Task goal -
Return every record exactly as written.

Provided entries -
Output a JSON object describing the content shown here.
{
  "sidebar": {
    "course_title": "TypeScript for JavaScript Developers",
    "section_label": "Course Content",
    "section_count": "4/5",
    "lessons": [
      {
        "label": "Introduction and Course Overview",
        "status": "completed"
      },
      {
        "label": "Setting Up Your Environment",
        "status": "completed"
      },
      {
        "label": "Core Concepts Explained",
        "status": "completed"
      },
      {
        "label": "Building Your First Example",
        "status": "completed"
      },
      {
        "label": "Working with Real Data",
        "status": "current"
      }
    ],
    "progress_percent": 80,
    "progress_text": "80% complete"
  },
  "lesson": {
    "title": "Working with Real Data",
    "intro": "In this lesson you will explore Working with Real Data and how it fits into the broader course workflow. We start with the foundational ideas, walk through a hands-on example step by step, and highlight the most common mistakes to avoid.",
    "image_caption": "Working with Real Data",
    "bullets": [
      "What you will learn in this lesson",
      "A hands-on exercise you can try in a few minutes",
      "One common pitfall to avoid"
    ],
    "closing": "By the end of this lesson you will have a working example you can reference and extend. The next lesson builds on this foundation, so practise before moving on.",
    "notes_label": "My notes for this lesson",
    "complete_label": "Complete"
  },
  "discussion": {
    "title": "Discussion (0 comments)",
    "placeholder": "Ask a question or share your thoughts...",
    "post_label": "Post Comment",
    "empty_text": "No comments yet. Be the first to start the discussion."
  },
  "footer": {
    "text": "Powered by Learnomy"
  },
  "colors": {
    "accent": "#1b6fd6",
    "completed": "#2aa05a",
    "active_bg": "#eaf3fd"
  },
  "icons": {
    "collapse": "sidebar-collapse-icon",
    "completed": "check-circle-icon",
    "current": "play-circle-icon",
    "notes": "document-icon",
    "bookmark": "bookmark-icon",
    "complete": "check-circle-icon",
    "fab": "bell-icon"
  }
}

Answer in full -
Output a JSON object describing the content shown here.
{
  "sidebar": {
    "course_title": "TypeScript for JavaScript Developers",
    "section_label": "Course Content",
    "section_count": "4/5",
    "lessons": [
      {
        "label": "Introduction and Course Overview",
        "status": "completed"
      },
      {
        "label": "Setting Up Your Environment",
        "status": "completed"
      },
      {
        "label": "Core Concepts Explained",
        "status": "completed"
      },
      {
        "label": "Building Your First Example",
        "status": "completed"
      },
      {
        "label": "Working with Real Data",
        "status": "current"
      }
    ],
    "progress_percent": 80,
    "progress_text": "80% complete"
  },
  "lesson": {
    "title": "Working with Real Data",
    "intro": "In this lesson you will explore Working with Real Data and how it fits into the broader course workflow. We start with the foundational ideas, walk through a hands-on example step by step, and highlight the most common mistakes to avoid.",
    "image_caption": "Working with Real Data",
    "bullets": [
      "What you will learn in this lesson",
      "A hands-on exercise you can try in a few minutes",
      "One common pitfall to avoid"
    ],
    "closing": "By the end of this lesson you will have a working example you can reference and extend. The next lesson builds on this foundation, so practise before moving on.",
    "notes_label": "My notes for this lesson",
    "complete_label": "Complete"
  },
  "discussion": {
    "title": "Discussion (0 comments)",
    "placeholder": "Ask a question or share your thoughts...",
    "post_label": "Post Comment",
    "empty_text": "No comments yet. Be the first to start the discussion."
  },
  "footer": {
    "text": "Powered by Learnomy"
  },
  "colors": {
    "accent": "#1b6fd6",
    "completed": "#2aa05a",
    "active_bg": "#eaf3fd"
  },
  "icons": {
    "collapse": "sidebar-collapse-icon",
    "completed": "check-circle-icon",
    "current": "play-circle-icon",
    "notes": "document-icon",
    "bookmark": "bookmark-icon",
    "complete": "check-circle-icon",
    "fab": "bell-icon"
  }
}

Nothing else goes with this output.